Extrait:
____________________
Une privatisation du rail est-elle inéluctable ?
La mise en concurrence de la SNCB n’est guère populaire mais elle est inévitable car l’Union européenne a mis en place la libéralisation des transports nationaux de passagers. Des trains commerciaux pourraient rouler sur nos rails à partir de 2020. Le gouvernement tente de jouer la montre jusqu’en 2033. Mais après… ?
L’idée d’une privatisation de la SNCB, lancée par le ministre des Finances, Johan Van Overtveldt, a rapidement été balayée. A la fois par le Premier ministre, Charles Michel, et par le ministre de la Mobilité, François Bellot. Pourtant, la question mérite d’être posée. Mais pas vraiment pour le montant que l’Etat pourrait tirer de la SNCB : cette dernière est en effet lourdement endettée (2,88 milliards d’euros) et affiche des fonds propres négatifs à hauteur de 357 millions d’euros (données consolidées pour 2016).
Le rail belge représente 2,8 milliards d’euros de fonds publics (2017, Infrabel compris). Presque 300 euros par habitant. Un argument soulevé par Johan Van Overtveldt dans les colonnes de L’Echo : ” La SNCB nous bouffe pas mal d’argent, donc regarder comment on peut améliorer les choses me paraît un exercice obligatoire. ”
____________________
Données enregistrées:

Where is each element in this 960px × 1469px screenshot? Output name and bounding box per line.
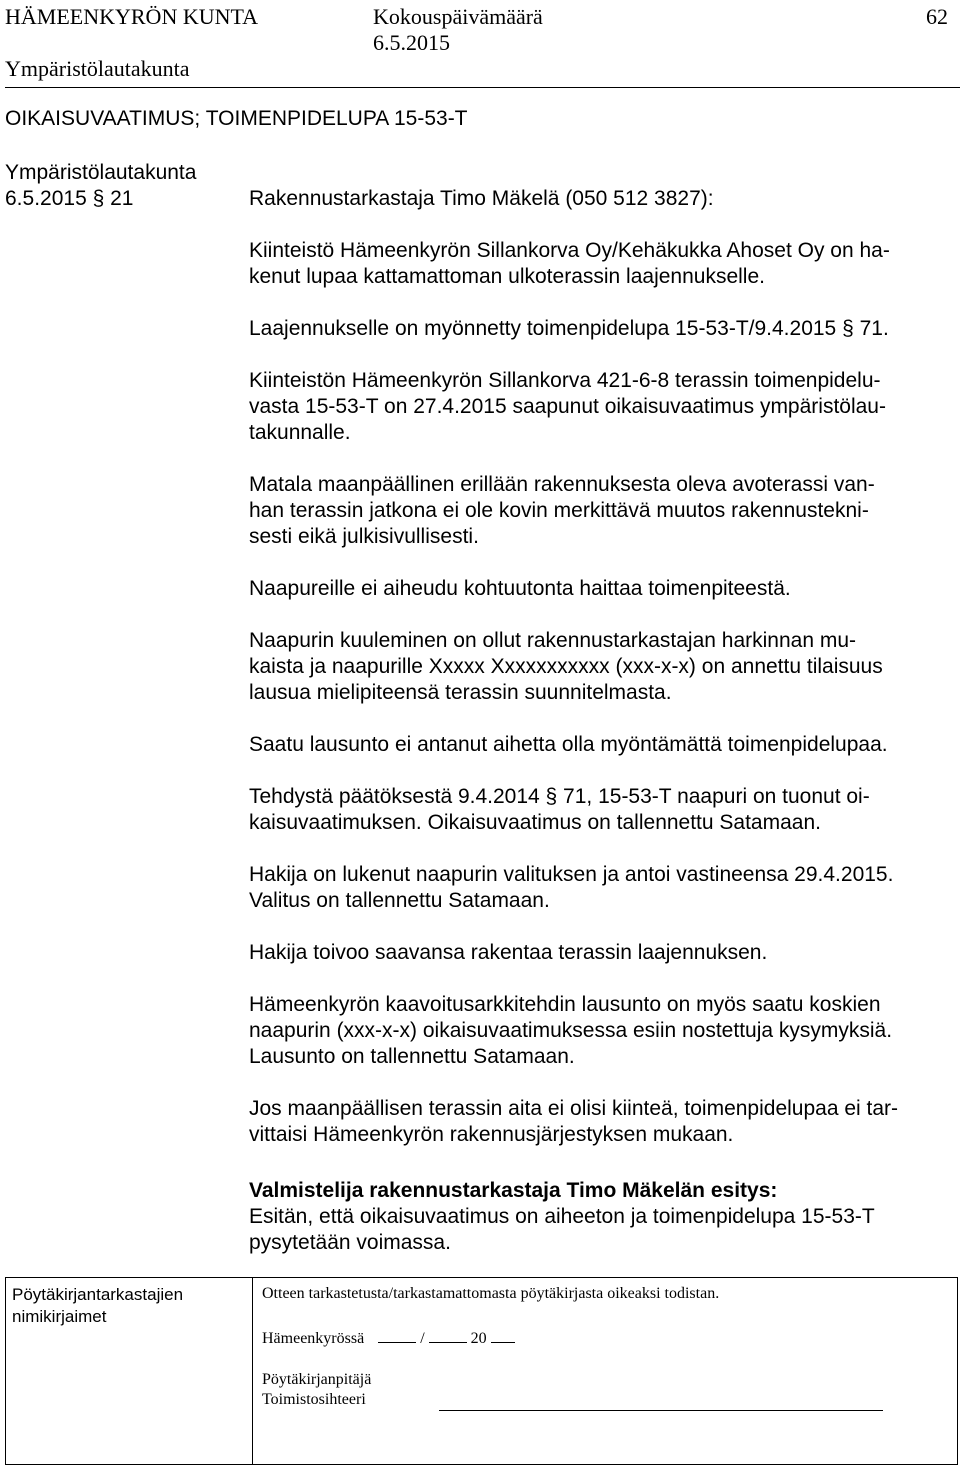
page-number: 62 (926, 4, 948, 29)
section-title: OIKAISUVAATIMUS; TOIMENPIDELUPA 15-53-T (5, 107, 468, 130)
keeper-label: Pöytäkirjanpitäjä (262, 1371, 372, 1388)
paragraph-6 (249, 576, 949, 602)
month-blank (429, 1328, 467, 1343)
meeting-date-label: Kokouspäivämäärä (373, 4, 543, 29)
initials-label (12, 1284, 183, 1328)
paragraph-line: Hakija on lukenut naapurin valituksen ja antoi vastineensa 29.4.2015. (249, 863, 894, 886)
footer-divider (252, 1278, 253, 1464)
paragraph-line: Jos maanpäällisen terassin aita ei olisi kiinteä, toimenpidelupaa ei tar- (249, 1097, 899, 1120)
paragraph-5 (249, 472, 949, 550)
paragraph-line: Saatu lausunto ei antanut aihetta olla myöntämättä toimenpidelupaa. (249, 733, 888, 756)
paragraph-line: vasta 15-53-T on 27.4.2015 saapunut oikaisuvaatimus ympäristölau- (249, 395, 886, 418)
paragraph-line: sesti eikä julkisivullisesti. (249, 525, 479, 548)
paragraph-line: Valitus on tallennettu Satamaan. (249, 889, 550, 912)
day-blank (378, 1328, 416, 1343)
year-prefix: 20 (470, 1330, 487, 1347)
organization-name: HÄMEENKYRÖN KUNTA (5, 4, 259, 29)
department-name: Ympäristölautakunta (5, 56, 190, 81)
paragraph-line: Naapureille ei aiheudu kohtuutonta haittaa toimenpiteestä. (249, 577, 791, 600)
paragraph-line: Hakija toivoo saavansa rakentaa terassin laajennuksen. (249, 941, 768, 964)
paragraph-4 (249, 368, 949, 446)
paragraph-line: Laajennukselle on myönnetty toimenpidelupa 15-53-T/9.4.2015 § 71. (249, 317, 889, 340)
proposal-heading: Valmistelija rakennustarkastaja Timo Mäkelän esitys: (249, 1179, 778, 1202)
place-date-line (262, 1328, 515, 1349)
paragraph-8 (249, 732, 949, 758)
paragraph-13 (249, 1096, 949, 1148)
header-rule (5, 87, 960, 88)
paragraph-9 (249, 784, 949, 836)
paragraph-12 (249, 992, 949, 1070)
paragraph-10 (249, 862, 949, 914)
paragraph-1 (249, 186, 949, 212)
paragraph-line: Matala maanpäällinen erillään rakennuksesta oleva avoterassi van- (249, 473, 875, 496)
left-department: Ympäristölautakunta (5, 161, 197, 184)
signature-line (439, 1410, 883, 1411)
____________________
Consigne: Reproduisez sans modification le passage de l'extrait sur la privatisation du rail, en commençant par « La mise en concurrence » et en poursuivant jusqu'à « Mais après… ? » inclus. Ces données proviennent d'une source distincte.

Corrigé:
La mise en concurrence de la SNCB n’est guère populaire mais elle est inévitable car l’Union européenne a mis en place la libéralisation des transports nationaux de passagers. Des trains commerciaux pourraient rouler sur nos rails à partir de 2020. Le gouvernement tente de jouer la montre jusqu’en 2033. Mais après… ?